Records:
# # # #
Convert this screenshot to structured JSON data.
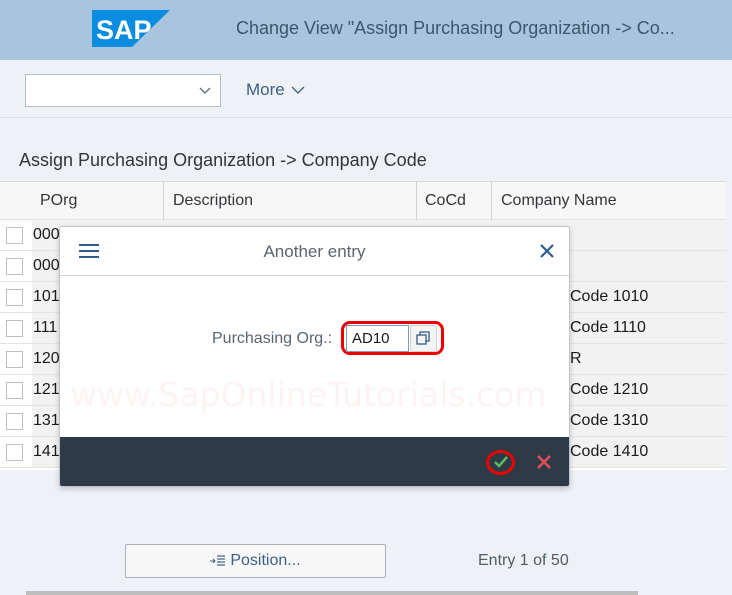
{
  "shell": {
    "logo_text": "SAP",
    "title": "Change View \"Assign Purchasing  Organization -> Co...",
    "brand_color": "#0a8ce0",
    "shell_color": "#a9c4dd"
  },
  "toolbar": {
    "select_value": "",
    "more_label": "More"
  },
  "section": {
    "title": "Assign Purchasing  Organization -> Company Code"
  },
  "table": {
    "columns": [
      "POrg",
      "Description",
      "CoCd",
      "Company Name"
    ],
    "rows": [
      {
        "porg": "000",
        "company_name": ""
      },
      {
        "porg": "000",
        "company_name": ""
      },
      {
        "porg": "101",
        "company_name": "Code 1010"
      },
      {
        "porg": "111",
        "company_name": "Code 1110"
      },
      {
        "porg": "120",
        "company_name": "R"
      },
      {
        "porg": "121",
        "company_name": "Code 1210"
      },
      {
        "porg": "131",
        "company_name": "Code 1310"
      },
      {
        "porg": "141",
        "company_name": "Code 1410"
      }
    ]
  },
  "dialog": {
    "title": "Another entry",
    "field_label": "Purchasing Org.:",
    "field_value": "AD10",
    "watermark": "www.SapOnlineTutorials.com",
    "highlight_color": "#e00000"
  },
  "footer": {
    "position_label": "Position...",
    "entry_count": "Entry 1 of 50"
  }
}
# # # #
§ **TASK DETAILS**
Identify the lines of the entries containing the string "Purchasing". Copy each such line.

§ **SOLUTION**
    "title": "Change View \"Assign Purchasing  Organization -> Co...",
    "title": "Assign Purchasing  Organization -> Company Code"
    "field_label": "Purchasing Org.:",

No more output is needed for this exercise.